Task instructions: Repeat all of the material below exactly as written, images excluded.

Saved entries
— BEGIN —
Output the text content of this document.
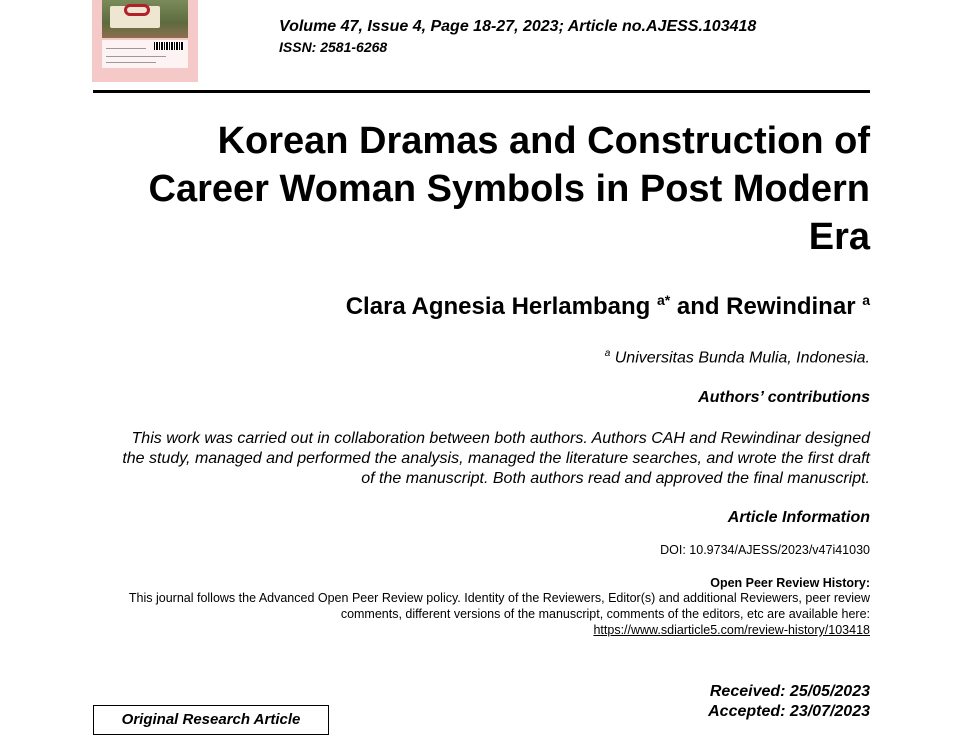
Volume 47, Issue 4, Page 18-27, 2023; Article no.AJESS.103418
ISSN: 2581-6268
Korean Dramas and Construction of Career Woman Symbols in Post Modern Era
Clara Agnesia Herlambang $^{a*}$ and Rewindinar $^a$
$^a$ Universitas Bunda Mulia, Indonesia.
Authors’ contributions
This work was carried out in collaboration between both authors. Authors CAH and Rewindinar designed the study, managed and performed the analysis, managed the literature searches, and wrote the first draft of the manuscript. Both authors read and approved the final manuscript.
Article Information
DOI: 10.9734/AJESS/2023/v47i41030
Open Peer Review History:
This journal follows the Advanced Open Peer Review policy. Identity of the Reviewers, Editor(s) and additional Reviewers, peer review comments, different versions of the manuscript, comments of the editors, etc are available here:
https://www.sdiarticle5.com/review-history/103418
Received: 25/05/2023
Accepted: 23/07/2023
Original Research Article
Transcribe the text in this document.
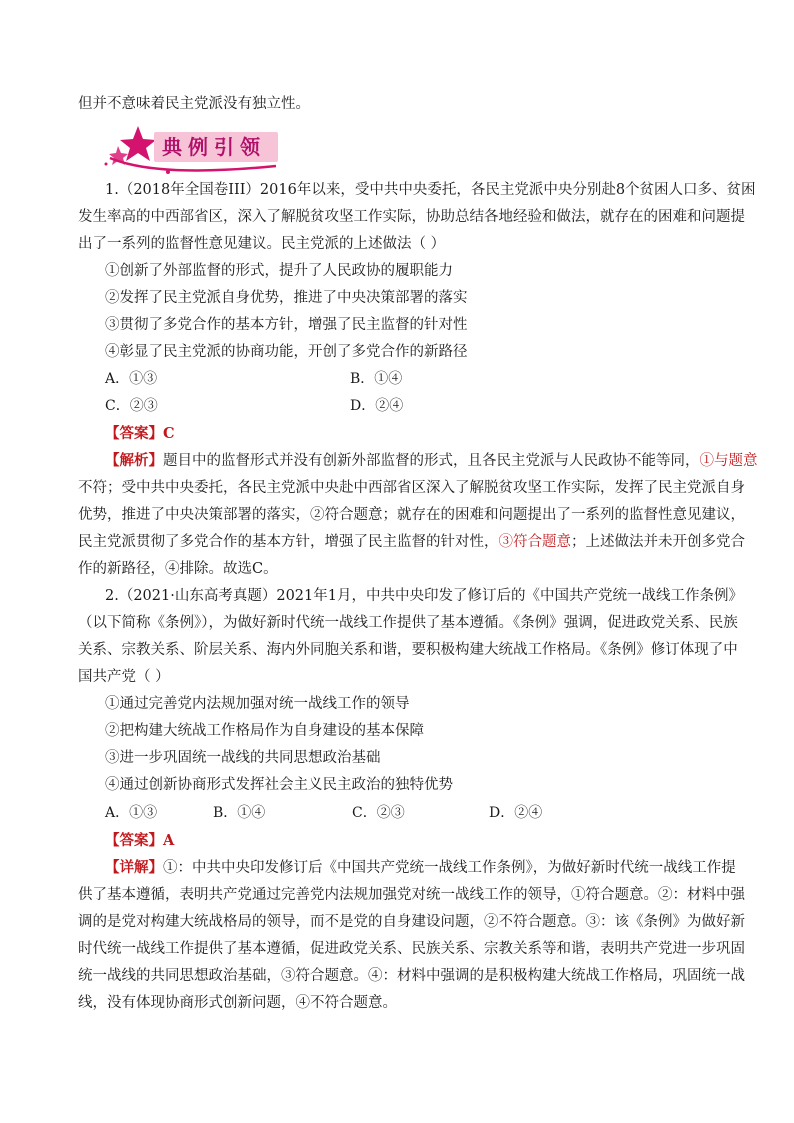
但并不意味着民主党派没有独立性。
典例引领
1.（2018年全国卷III）2016年以来，受中共中央委托，各民主党派中央分别赴8个贫困人口多、贫困
发生率高的中西部省区，深入了解脱贫攻坚工作实际，协助总结各地经验和做法，就存在的困难和问题提
出了一系列的监督性意见建议。民主党派的上述做法（ ）
①创新了外部监督的形式，提升了人民政协的履职能力
②发挥了民主党派自身优势，推进了中央决策部署的落实
③贯彻了多党合作的基本方针，增强了民主监督的针对性
④彰显了民主党派的协商功能，开创了多党合作的新路径
A．①③	B．①④
C．②③	D．②④
【答案】C
【解析】题目中的监督形式并没有创新外部监督的形式，且各民主党派与人民政协不能等同，①与题意
不符；受中共中央委托，各民主党派中央赴中西部省区深入了解脱贫攻坚工作实际，发挥了民主党派自身
优势，推进了中央决策部署的落实，②符合题意；就存在的困难和问题提出了一系列的监督性意见建议，
民主党派贯彻了多党合作的基本方针，增强了民主监督的针对性，③符合题意；上述做法并未开创多党合
作的新路径，④排除。故选C。
2.（2021·山东高考真题）2021年1月，中共中央印发了修订后的《中国共产党统一战线工作条例》
（以下简称《条例》），为做好新时代统一战线工作提供了基本遵循。《条例》强调，促进政党关系、民族
关系、宗教关系、阶层关系、海内外同胞关系和谐，要积极构建大统战工作格局。《条例》修订体现了中
国共产党（ ）
①通过完善党内法规加强对统一战线工作的领导
②把构建大统战工作格局作为自身建设的基本保障
③进一步巩固统一战线的共同思想政治基础
④通过创新协商形式发挥社会主义民主政治的独特优势
A．①③	B．①④	C．②③	D．②④
【答案】A
【详解】①：中共中央印发修订后《中国共产党统一战线工作条例》，为做好新时代统一战线工作提
供了基本遵循，表明共产党通过完善党内法规加强党对统一战线工作的领导，①符合题意。②：材料中强
调的是党对构建大统战格局的领导，而不是党的自身建设问题，②不符合题意。③：该《条例》为做好新
时代统一战线工作提供了基本遵循，促进政党关系、民族关系、宗教关系等和谐，表明共产党进一步巩固
统一战线的共同思想政治基础，③符合题意。④：材料中强调的是积极构建大统战工作格局，巩固统一战
线，没有体现协商形式创新问题，④不符合题意。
— END —
Solved problem:
Output the text content of this document.
Volume 47, Issue 4, Page 18-27, 2023; Article no.AJESS.103418
ISSN: 2581-6268
Korean Dramas and Construction of Career Woman Symbols in Post Modern Era
Clara Agnesia Herlambang $^{a*}$ and Rewindinar $^a$
$^a$ Universitas Bunda Mulia, Indonesia.
Authors’ contributions
This work was carried out in collaboration between both authors. Authors CAH and Rewindinar designed the study, managed and performed the analysis, managed the literature searches, and wrote the first draft of the manuscript. Both authors read and approved the final manuscript.
Article Information
DOI: 10.9734/AJESS/2023/v47i41030
Open Peer Review History:
This journal follows the Advanced Open Peer Review policy. Identity of the Reviewers, Editor(s) and additional Reviewers, peer review comments, different versions of the manuscript, comments of the editors, etc are available here:
https://www.sdiarticle5.com/review-history/103418
Received: 25/05/2023
Accepted: 23/07/2023
Original Research Article
Transcribe the text in this document.
但并不意味着民主党派没有独立性。
典例引领
1.（2018年全国卷III）2016年以来，受中共中央委托，各民主党派中央分别赴8个贫困人口多、贫困
发生率高的中西部省区，深入了解脱贫攻坚工作实际，协助总结各地经验和做法，就存在的困难和问题提
出了一系列的监督性意见建议。民主党派的上述做法（ ）
①创新了外部监督的形式，提升了人民政协的履职能力
②发挥了民主党派自身优势，推进了中央决策部署的落实
③贯彻了多党合作的基本方针，增强了民主监督的针对性
④彰显了民主党派的协商功能，开创了多党合作的新路径
A．①③	B．①④
C．②③	D．②④
【答案】C
【解析】题目中的监督形式并没有创新外部监督的形式，且各民主党派与人民政协不能等同，①与题意
不符；受中共中央委托，各民主党派中央赴中西部省区深入了解脱贫攻坚工作实际，发挥了民主党派自身
优势，推进了中央决策部署的落实，②符合题意；就存在的困难和问题提出了一系列的监督性意见建议，
民主党派贯彻了多党合作的基本方针，增强了民主监督的针对性，③符合题意；上述做法并未开创多党合
作的新路径，④排除。故选C。
2.（2021·山东高考真题）2021年1月，中共中央印发了修订后的《中国共产党统一战线工作条例》
（以下简称《条例》），为做好新时代统一战线工作提供了基本遵循。《条例》强调，促进政党关系、民族
关系、宗教关系、阶层关系、海内外同胞关系和谐，要积极构建大统战工作格局。《条例》修订体现了中
国共产党（ ）
①通过完善党内法规加强对统一战线工作的领导
②把构建大统战工作格局作为自身建设的基本保障
③进一步巩固统一战线的共同思想政治基础
④通过创新协商形式发挥社会主义民主政治的独特优势
A．①③	B．①④	C．②③	D．②④
【答案】A
【详解】①：中共中央印发修订后《中国共产党统一战线工作条例》，为做好新时代统一战线工作提
供了基本遵循，表明共产党通过完善党内法规加强党对统一战线工作的领导，①符合题意。②：材料中强
调的是党对构建大统战格局的领导，而不是党的自身建设问题，②不符合题意。③：该《条例》为做好新
时代统一战线工作提供了基本遵循，促进政党关系、民族关系、宗教关系等和谐，表明共产党进一步巩固
统一战线的共同思想政治基础，③符合题意。④：材料中强调的是积极构建大统战工作格局，巩固统一战
线，没有体现协商形式创新问题，④不符合题意。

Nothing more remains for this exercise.